Filter the records for lines holding the string "estructura".

━━━━━━━━

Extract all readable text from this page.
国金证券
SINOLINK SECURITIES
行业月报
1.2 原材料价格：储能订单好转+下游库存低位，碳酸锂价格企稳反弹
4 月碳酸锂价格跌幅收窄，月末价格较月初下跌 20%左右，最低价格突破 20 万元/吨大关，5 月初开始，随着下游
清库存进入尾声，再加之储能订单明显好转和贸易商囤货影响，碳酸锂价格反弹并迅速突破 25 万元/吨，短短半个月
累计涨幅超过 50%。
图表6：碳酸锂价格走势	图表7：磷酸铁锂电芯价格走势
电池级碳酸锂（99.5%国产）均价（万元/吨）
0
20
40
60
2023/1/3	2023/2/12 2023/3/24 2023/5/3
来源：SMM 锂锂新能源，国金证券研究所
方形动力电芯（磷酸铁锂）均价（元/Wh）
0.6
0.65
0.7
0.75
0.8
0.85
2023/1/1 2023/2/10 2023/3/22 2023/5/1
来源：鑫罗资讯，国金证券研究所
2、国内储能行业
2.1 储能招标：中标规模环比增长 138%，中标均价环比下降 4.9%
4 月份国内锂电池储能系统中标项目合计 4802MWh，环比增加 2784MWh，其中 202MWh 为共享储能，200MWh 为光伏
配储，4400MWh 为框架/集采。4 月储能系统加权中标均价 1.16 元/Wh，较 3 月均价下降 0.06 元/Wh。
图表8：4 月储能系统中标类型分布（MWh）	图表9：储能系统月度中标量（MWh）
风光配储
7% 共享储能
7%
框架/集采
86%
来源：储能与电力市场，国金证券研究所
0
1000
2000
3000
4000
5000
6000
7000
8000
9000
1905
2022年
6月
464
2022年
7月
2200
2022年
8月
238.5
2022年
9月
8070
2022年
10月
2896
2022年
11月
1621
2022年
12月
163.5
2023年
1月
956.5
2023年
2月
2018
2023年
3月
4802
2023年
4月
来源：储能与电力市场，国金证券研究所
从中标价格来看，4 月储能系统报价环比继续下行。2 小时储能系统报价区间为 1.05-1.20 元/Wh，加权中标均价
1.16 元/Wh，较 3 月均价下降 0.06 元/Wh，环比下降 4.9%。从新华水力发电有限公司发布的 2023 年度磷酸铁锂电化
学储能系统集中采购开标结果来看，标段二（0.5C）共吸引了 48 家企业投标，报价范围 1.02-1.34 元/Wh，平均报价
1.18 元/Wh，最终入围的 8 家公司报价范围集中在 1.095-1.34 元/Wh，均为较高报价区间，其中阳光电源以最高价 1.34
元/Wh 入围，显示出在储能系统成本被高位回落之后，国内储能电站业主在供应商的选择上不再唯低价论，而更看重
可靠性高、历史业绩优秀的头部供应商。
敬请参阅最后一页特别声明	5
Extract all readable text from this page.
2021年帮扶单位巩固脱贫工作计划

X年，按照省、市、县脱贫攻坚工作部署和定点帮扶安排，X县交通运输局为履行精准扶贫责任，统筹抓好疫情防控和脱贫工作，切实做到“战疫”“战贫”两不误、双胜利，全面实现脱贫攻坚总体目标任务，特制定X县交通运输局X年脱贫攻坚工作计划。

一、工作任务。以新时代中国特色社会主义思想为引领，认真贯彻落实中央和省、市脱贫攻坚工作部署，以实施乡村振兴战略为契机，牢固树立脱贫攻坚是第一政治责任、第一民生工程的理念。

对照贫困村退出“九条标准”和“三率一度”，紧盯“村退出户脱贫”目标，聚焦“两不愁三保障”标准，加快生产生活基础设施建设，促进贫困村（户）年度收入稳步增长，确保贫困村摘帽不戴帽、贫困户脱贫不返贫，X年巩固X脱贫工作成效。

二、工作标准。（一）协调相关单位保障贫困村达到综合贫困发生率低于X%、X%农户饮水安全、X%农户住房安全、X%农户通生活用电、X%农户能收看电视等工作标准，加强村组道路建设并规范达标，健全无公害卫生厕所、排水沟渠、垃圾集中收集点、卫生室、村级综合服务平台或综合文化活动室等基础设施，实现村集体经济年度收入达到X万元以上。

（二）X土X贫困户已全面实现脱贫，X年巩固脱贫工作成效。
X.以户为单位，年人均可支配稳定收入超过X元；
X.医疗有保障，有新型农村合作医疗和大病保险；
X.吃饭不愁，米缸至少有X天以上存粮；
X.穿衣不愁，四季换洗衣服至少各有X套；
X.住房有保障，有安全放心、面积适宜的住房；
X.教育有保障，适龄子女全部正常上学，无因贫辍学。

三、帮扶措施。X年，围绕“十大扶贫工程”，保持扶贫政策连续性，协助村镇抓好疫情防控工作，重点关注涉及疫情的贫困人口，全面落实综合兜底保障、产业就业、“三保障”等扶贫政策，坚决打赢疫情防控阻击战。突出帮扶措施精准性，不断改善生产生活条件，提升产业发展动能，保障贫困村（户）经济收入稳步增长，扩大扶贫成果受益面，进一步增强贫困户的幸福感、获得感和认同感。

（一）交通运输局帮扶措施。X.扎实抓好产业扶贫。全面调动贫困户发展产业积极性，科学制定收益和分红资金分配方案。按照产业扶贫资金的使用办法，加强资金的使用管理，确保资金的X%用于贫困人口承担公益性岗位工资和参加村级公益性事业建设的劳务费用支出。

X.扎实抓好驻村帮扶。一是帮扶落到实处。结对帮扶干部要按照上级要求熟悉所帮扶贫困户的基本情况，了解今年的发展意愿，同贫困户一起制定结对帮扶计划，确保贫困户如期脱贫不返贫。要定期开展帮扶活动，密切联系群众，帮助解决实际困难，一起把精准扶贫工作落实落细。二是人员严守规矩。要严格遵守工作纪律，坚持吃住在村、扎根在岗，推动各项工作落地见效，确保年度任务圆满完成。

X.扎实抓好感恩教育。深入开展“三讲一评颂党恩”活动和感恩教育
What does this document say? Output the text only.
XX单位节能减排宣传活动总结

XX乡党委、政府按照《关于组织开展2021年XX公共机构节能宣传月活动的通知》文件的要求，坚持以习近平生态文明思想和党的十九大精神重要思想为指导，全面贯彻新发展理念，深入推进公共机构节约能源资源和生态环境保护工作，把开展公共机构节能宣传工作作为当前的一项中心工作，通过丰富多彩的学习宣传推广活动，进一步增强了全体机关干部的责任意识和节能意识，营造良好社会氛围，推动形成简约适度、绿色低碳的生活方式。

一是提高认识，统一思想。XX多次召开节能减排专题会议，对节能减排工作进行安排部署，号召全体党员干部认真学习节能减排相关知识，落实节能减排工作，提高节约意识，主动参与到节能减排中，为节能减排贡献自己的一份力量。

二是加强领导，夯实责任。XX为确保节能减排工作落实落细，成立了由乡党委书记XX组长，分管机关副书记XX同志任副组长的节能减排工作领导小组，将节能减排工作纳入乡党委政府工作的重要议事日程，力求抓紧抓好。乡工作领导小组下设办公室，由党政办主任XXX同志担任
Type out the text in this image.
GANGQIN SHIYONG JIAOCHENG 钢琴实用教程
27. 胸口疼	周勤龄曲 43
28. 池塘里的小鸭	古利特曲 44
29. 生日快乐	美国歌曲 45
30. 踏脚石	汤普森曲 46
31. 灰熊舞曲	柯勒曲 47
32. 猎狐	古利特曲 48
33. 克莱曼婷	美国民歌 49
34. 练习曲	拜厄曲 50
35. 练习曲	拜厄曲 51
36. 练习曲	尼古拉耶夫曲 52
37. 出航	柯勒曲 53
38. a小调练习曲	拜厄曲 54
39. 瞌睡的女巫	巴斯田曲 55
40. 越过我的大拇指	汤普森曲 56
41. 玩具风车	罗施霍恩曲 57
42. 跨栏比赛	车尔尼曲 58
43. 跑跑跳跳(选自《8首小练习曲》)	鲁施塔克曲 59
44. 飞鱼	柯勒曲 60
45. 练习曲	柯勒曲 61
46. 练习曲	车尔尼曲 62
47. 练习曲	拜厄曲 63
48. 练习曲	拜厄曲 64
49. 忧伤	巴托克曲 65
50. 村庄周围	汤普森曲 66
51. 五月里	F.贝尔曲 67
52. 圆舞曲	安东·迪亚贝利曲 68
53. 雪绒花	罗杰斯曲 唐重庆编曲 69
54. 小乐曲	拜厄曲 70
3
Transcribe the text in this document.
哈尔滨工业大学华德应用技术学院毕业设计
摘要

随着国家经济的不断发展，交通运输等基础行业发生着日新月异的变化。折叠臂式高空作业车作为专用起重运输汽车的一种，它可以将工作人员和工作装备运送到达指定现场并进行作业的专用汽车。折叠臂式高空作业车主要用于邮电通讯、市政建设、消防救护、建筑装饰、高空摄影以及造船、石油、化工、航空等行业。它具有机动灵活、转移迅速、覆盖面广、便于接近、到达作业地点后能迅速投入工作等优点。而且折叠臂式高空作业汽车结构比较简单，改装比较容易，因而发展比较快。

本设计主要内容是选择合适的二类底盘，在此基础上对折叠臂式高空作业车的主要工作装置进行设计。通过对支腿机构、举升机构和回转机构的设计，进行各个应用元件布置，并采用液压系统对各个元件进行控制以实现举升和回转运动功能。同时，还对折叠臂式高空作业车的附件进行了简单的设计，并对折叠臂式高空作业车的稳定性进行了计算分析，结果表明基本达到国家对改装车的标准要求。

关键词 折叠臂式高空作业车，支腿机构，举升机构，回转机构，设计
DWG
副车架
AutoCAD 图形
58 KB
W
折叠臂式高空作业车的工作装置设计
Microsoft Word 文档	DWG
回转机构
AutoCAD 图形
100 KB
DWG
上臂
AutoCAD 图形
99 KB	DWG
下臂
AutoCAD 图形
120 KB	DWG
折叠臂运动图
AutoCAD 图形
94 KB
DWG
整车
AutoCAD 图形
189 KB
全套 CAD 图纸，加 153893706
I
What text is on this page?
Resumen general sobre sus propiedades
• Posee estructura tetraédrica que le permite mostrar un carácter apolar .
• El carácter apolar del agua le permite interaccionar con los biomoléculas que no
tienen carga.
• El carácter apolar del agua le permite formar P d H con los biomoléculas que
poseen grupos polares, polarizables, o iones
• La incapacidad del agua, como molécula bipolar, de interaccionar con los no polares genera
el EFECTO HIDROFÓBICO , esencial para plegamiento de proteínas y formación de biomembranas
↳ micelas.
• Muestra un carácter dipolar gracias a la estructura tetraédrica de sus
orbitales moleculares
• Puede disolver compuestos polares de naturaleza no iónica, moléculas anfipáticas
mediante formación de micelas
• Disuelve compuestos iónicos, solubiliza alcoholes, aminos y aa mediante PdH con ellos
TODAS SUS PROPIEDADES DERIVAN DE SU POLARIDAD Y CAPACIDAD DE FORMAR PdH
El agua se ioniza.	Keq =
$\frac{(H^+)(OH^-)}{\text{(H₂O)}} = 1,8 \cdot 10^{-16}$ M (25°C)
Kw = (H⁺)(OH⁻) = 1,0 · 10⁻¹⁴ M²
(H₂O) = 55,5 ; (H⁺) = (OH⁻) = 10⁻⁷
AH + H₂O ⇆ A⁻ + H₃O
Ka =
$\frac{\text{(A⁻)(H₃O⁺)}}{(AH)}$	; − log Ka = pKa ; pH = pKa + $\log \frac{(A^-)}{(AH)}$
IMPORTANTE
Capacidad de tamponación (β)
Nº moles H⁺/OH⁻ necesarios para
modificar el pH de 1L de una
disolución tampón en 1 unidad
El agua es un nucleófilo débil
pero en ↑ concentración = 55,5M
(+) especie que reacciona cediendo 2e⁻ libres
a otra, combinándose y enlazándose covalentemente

━━━━━━━━

RIGHT ANSWER:
• Posee estructura tetraédrica que le permite mostrar un carácter apolar .
• Muestra un carácter dipolar gracias a la estructura tetraédrica de sus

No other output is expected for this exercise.